=== DIRECTIONS ===
Locate and copy all lines bearing the word "diferencia".

(Data entries)
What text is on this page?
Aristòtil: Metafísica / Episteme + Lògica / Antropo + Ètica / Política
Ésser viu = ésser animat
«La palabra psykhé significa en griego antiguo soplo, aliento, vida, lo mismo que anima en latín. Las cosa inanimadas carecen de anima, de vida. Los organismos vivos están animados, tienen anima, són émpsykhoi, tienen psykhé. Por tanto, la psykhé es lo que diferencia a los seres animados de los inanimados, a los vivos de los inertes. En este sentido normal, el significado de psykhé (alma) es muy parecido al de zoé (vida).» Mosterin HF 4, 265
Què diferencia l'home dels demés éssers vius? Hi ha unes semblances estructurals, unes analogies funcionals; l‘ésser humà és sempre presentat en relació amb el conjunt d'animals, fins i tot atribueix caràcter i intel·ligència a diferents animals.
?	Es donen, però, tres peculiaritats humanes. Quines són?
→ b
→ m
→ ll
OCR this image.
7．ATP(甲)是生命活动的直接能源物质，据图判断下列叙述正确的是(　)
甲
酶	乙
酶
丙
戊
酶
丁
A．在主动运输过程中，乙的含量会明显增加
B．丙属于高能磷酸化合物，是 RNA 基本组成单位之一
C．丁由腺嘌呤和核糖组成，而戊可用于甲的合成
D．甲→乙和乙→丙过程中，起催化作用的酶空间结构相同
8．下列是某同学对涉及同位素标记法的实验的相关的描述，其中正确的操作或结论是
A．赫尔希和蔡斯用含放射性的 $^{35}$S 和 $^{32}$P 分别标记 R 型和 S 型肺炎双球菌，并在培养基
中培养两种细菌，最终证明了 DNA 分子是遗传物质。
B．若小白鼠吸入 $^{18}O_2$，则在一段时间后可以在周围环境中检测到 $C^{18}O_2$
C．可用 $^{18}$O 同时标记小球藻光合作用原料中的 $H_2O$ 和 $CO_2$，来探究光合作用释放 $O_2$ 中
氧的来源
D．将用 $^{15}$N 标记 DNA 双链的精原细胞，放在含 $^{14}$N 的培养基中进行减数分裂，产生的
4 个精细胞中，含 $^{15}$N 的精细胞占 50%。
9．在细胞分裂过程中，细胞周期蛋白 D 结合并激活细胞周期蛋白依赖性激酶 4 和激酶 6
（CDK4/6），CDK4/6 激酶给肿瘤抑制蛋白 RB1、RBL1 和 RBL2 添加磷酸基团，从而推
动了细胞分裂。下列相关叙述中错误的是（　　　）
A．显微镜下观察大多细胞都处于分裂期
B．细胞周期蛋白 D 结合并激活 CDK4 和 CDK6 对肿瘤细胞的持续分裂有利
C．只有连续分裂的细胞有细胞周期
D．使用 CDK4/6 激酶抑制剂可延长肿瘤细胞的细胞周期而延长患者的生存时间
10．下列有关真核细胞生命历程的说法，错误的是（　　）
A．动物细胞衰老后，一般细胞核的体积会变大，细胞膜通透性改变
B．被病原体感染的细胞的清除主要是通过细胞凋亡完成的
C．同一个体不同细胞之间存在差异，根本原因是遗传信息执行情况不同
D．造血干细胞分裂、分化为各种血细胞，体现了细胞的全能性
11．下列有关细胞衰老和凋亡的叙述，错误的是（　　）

=== FULL ANSWER ===
«La palabra psykhé significa en griego antiguo soplo, aliento, vida, lo mismo que anima en latín. Las cosa inanimadas carecen de anima, de vida. Los organismos vivos están animados, tienen anima, són émpsykhoi, tienen psykhé. Por tanto, la psykhé es lo que diferencia a los seres animados de los inanimados, a los vivos de los inertes. En este sentido normal, el significado de psykhé (alma) es muy parecido al de zoé (vida).» Mosterin HF 4, 265
Què diferencia l'home dels demés éssers vius? Hi ha unes semblances estructurals, unes analogies funcionals; l‘ésser humà és sempre presentat en relació amb el conjunt d'animals, fins i tot atribueix caràcter i intel·ligència a diferents animals.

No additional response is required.